§ **Objective**: Locate every line in the records below that holds the word "legend" and return each one.
◇ ◇ ◇ ◇ ◇
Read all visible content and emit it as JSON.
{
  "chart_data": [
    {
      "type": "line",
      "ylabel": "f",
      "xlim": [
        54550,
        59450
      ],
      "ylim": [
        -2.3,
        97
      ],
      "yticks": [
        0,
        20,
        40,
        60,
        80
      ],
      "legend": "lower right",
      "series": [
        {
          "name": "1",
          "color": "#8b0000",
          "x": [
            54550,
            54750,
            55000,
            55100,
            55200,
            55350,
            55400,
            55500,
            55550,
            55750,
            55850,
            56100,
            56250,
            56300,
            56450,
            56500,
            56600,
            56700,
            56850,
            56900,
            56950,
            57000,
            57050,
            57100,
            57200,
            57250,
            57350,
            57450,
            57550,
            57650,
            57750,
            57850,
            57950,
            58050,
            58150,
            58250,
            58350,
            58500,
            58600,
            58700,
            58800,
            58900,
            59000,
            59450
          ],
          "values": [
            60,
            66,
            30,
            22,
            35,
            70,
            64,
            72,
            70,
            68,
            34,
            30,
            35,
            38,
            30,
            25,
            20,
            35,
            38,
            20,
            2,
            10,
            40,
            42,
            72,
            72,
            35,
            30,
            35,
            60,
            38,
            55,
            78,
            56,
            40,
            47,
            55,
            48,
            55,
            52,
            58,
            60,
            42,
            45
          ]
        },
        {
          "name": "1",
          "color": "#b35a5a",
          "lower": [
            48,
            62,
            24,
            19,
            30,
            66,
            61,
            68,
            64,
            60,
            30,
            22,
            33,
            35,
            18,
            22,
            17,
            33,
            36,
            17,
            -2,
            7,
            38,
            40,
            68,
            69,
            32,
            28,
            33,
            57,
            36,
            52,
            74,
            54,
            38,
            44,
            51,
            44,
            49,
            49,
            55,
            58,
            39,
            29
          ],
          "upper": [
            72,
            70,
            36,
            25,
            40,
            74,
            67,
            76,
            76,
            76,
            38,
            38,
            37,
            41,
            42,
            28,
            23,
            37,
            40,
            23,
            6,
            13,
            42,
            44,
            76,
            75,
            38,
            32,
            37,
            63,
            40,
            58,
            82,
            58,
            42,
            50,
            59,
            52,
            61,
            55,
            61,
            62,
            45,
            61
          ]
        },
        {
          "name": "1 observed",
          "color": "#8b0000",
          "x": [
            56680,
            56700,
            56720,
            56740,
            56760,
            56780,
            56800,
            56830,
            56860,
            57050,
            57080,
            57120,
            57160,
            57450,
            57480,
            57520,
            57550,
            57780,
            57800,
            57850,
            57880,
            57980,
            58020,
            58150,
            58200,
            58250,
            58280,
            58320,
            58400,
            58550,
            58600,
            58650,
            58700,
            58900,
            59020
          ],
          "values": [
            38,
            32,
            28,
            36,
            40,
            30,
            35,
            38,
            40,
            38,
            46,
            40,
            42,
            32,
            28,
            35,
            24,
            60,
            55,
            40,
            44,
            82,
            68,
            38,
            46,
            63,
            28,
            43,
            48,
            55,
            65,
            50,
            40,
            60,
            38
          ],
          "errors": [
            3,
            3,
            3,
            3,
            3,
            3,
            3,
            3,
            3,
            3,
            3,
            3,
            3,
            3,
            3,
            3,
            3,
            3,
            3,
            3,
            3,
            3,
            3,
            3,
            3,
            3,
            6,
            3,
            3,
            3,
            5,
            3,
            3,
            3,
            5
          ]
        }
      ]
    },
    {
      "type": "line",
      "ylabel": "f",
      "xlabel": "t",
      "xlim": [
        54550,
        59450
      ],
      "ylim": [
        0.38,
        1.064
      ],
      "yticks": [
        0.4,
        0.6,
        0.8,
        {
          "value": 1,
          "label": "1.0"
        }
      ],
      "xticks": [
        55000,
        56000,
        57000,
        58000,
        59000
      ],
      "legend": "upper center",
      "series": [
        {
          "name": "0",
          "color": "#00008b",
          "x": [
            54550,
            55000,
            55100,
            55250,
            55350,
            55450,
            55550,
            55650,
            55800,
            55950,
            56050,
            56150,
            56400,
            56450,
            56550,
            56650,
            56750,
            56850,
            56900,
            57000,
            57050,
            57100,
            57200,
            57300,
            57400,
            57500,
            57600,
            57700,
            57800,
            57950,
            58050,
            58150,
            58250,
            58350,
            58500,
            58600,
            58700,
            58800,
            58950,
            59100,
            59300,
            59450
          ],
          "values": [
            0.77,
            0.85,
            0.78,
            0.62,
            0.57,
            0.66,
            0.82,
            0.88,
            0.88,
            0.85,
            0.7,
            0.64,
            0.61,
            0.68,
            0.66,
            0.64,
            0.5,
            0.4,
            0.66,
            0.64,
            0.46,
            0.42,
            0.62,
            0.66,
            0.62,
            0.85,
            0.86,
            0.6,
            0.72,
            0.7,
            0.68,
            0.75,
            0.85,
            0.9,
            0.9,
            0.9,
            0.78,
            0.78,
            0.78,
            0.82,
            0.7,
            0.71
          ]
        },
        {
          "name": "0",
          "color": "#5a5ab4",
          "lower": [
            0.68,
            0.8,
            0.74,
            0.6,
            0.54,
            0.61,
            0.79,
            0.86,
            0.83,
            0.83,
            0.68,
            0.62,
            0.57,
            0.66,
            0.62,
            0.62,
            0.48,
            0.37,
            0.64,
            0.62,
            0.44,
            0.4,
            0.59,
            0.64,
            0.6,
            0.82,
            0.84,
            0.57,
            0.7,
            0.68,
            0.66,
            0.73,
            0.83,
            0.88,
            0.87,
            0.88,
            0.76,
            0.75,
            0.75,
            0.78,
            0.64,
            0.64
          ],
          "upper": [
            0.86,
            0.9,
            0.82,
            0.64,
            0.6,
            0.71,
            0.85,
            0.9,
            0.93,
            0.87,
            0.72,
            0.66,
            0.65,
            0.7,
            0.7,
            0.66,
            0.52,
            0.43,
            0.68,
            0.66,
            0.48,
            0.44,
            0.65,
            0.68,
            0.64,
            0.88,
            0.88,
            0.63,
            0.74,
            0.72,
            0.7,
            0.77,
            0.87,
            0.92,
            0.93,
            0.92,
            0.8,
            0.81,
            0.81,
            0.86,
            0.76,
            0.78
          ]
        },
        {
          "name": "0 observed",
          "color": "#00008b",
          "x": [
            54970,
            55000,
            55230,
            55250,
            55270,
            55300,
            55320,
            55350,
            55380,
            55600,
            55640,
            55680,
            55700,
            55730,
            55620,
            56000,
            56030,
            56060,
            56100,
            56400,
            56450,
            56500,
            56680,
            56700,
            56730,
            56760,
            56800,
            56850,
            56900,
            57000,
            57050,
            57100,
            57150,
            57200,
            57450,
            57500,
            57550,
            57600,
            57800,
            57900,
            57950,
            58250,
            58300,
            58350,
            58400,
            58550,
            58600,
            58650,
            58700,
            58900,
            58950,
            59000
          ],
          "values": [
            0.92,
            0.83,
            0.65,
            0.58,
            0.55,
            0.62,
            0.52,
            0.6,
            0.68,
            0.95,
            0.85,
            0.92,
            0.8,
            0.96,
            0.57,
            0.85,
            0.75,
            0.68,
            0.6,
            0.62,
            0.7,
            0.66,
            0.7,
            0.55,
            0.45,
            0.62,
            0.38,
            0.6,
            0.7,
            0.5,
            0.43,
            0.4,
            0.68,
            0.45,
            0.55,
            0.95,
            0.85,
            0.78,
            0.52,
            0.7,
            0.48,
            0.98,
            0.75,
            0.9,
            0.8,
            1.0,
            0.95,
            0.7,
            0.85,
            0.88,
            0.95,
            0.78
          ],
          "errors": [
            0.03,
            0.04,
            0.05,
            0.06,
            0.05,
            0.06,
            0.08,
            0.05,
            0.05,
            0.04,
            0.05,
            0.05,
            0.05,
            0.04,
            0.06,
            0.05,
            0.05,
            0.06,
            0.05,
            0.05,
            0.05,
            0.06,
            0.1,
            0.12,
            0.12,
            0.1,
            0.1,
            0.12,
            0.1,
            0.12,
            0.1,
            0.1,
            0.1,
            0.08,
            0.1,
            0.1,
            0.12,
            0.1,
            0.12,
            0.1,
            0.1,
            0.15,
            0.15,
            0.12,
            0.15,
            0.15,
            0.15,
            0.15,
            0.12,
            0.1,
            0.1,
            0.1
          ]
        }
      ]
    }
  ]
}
◇ ◇ ◇ ◇ ◇
§ **Full solution**:
      "legend": "lower right",
      "legend": "upper center",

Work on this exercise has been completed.